** Begin Extracted records **
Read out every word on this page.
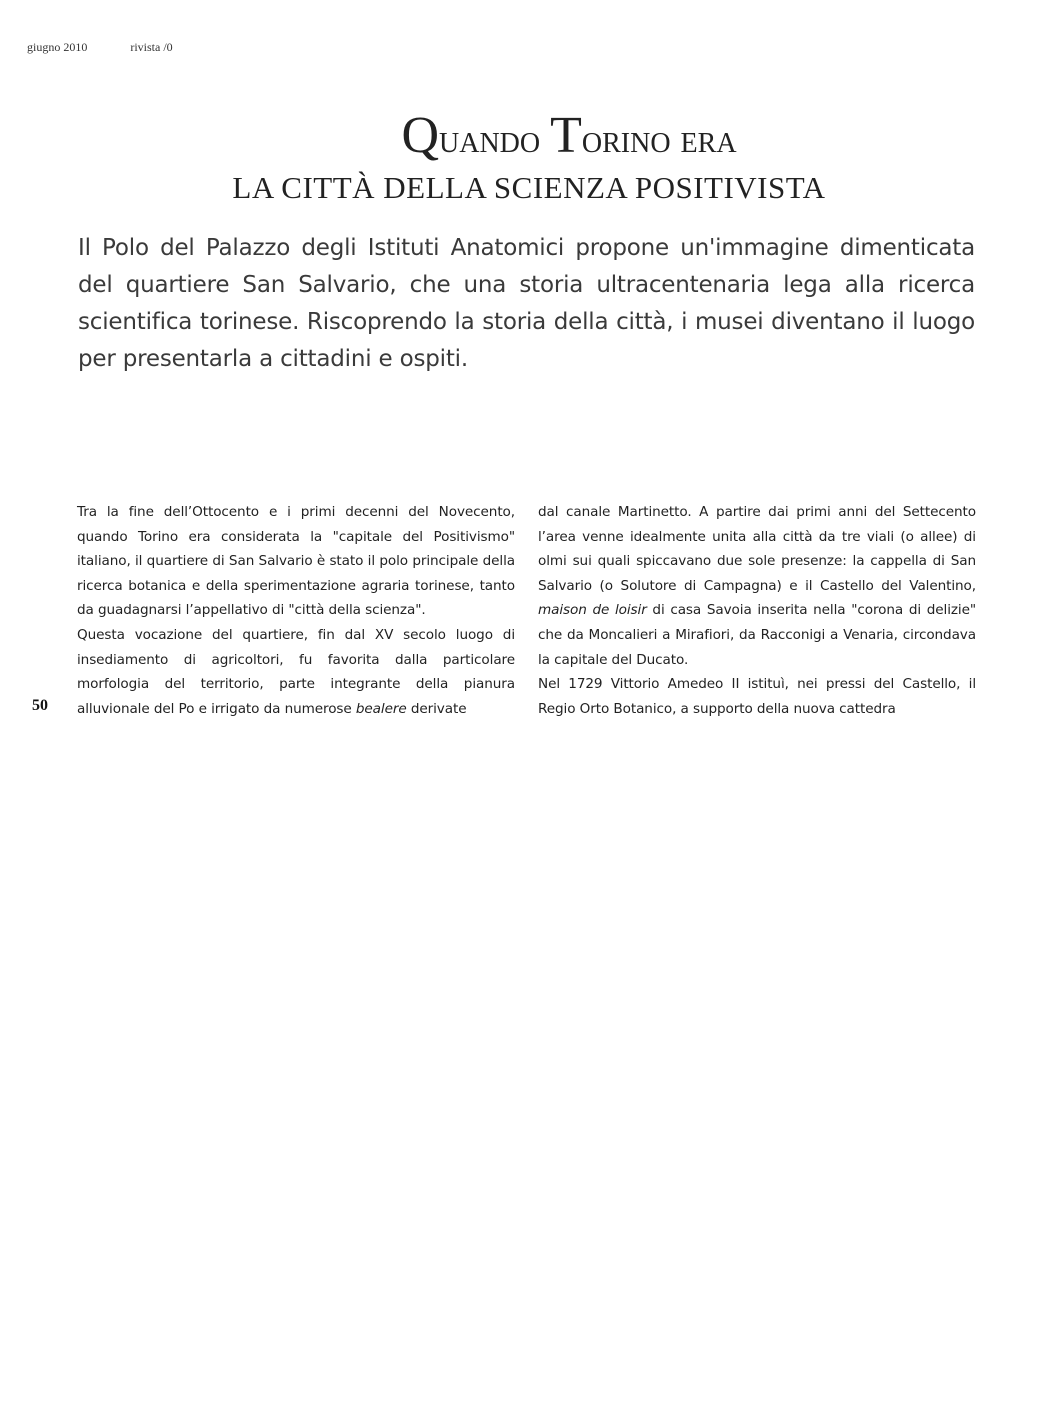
giugno 2010	rivista /0
Quando Torino era
LA CITTÀ DELLA SCIENZA POSITIVISTA
Il Polo del Palazzo degli Istituti Anatomici propone un'immagine dimenticata del quartiere San Salvario, che una storia ultracentenaria lega alla ricerca scientifica torinese. Riscoprendo la storia della città, i musei diventano il luogo per presentarla a cittadini e ospiti.

Tra la fine dell’Ottocento e i primi decenni del Novecento, quando Torino era considerata la "capitale del Positivismo" italiano, il quartiere di San Salvario è stato il polo principale della ricerca botanica e della sperimentazione agraria torinese, tanto da guadagnarsi l’appellativo di "città della scienza".

Questa vocazione del quartiere, fin dal XV secolo luogo di insediamento di agricoltori, fu favorita dalla particolare morfologia del territorio, parte integrante della pianura alluvionale del Po e irrigato da numerose bealere derivate

dal canale Martinetto. A partire dai primi anni del Settecento l’area venne idealmente unita alla città da tre viali (o allee) di olmi sui quali spiccavano due sole presenze: la cappella di San Salvario (o Solutore di Campagna) e il Castello del Valentino, maison de loisir di casa Savoia inserita nella "corona di delizie" che da Moncalieri a Mirafiori, da Racconigi a Venaria, circondava la capitale del Ducato.

Nel 1729 Vittorio Amedeo II istituì, nei pressi del Castello, il Regio Orto Botanico, a supporto della nuova cattedra

50
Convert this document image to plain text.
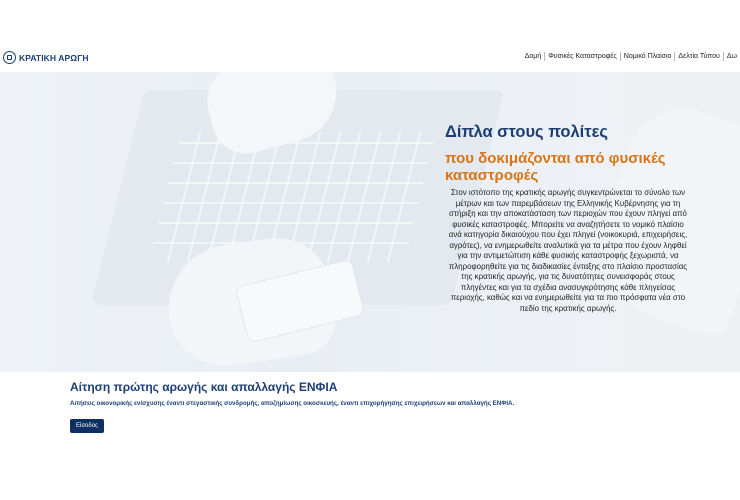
ΚΡΑΤΙΚΗ ΑΡΩΓΗ	Δομή	Φυσικές Καταστροφές	Νομικό Πλαίσιο	Δελτία Τύπου	Δω
Δίπλα στους πολίτες
που δοκιμάζονται από φυσικές καταστροφές

Στον ιστότοπο της κρατικής αρωγής συγκεντρώνεται το σύνολο των μέτρων και των παρεμβάσεων της Ελληνικής Κυβέρνησης για τη στήριξη και την αποκατάσταση των περιοχών που έχουν πληγεί από φυσικές καταστροφές. Μπορείτε να αναζητήσετε το νομικό πλαίσιο ανά κατηγορία δικαιούχου που έχει πληγεί (νοικοκυριά, επιχειρήσεις, αγρότες), να ενημερωθείτε αναλυτικά για τα μέτρα που έχουν ληφθεί για την αντιμετώπιση κάθε φυσικής καταστροφής ξεχωριστά, να πληροφορηθείτε για τις διαδικασίες ένταξης στο πλαίσιο προστασίας της κρατικής αρωγής, για τις δυνατότητες συνεισφοράς στους πληγέντες και για τα σχέδια ανασυγκρότησης κάθε πληγείσας περιοχής, καθώς και να ενημερωθείτε για τα πιο πρόσφατα νέα στο πεδίο της κρατικής αρωγής.

Αίτηση πρώτης αρωγής και απαλλαγής ΕΝΦΙΑ

Αιτήσεις οικονομικής ενίσχυσης έναντι στεγαστικής συνδρομής, αποζημίωσης οικοσκευής, έναντι επιχορήγησης επιχειρήσεων και απαλλαγής ΕΝΦΙΑ.

Είσοδος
** End Extracted records **
Your task is to transcribe all of the records precisely, with no images included.

Read out every word on this page.
giugno 2010	rivista /0
Quando Torino era
LA CITTÀ DELLA SCIENZA POSITIVISTA
Il Polo del Palazzo degli Istituti Anatomici propone un'immagine dimenticata del quartiere San Salvario, che una storia ultracentenaria lega alla ricerca scientifica torinese. Riscoprendo la storia della città, i musei diventano il luogo per presentarla a cittadini e ospiti.

Tra la fine dell’Ottocento e i primi decenni del Novecento, quando Torino era considerata la "capitale del Positivismo" italiano, il quartiere di San Salvario è stato il polo principale della ricerca botanica e della sperimentazione agraria torinese, tanto da guadagnarsi l’appellativo di "città della scienza".

Questa vocazione del quartiere, fin dal XV secolo luogo di insediamento di agricoltori, fu favorita dalla particolare morfologia del territorio, parte integrante della pianura alluvionale del Po e irrigato da numerose bealere derivate

dal canale Martinetto. A partire dai primi anni del Settecento l’area venne idealmente unita alla città da tre viali (o allee) di olmi sui quali spiccavano due sole presenze: la cappella di San Salvario (o Solutore di Campagna) e il Castello del Valentino, maison de loisir di casa Savoia inserita nella "corona di delizie" che da Moncalieri a Mirafiori, da Racconigi a Venaria, circondava la capitale del Ducato.

Nel 1729 Vittorio Amedeo II istituì, nei pressi del Castello, il Regio Orto Botanico, a supporto della nuova cattedra

50
Convert this document image to plain text.
ΚΡΑΤΙΚΗ ΑΡΩΓΗ	Δομή	Φυσικές Καταστροφές	Νομικό Πλαίσιο	Δελτία Τύπου	Δω
Δίπλα στους πολίτες
που δοκιμάζονται από φυσικές καταστροφές

Στον ιστότοπο της κρατικής αρωγής συγκεντρώνεται το σύνολο των μέτρων και των παρεμβάσεων της Ελληνικής Κυβέρνησης για τη στήριξη και την αποκατάσταση των περιοχών που έχουν πληγεί από φυσικές καταστροφές. Μπορείτε να αναζητήσετε το νομικό πλαίσιο ανά κατηγορία δικαιούχου που έχει πληγεί (νοικοκυριά, επιχειρήσεις, αγρότες), να ενημερωθείτε αναλυτικά για τα μέτρα που έχουν ληφθεί για την αντιμετώπιση κάθε φυσικής καταστροφής ξεχωριστά, να πληροφορηθείτε για τις διαδικασίες ένταξης στο πλαίσιο προστασίας της κρατικής αρωγής, για τις δυνατότητες συνεισφοράς στους πληγέντες και για τα σχέδια ανασυγκρότησης κάθε πληγείσας περιοχής, καθώς και να ενημερωθείτε για τα πιο πρόσφατα νέα στο πεδίο της κρατικής αρωγής.

Αίτηση πρώτης αρωγής και απαλλαγής ΕΝΦΙΑ

Αιτήσεις οικονομικής ενίσχυσης έναντι στεγαστικής συνδρομής, αποζημίωσης οικοσκευής, έναντι επιχορήγησης επιχειρήσεων και απαλλαγής ΕΝΦΙΑ.

Είσοδος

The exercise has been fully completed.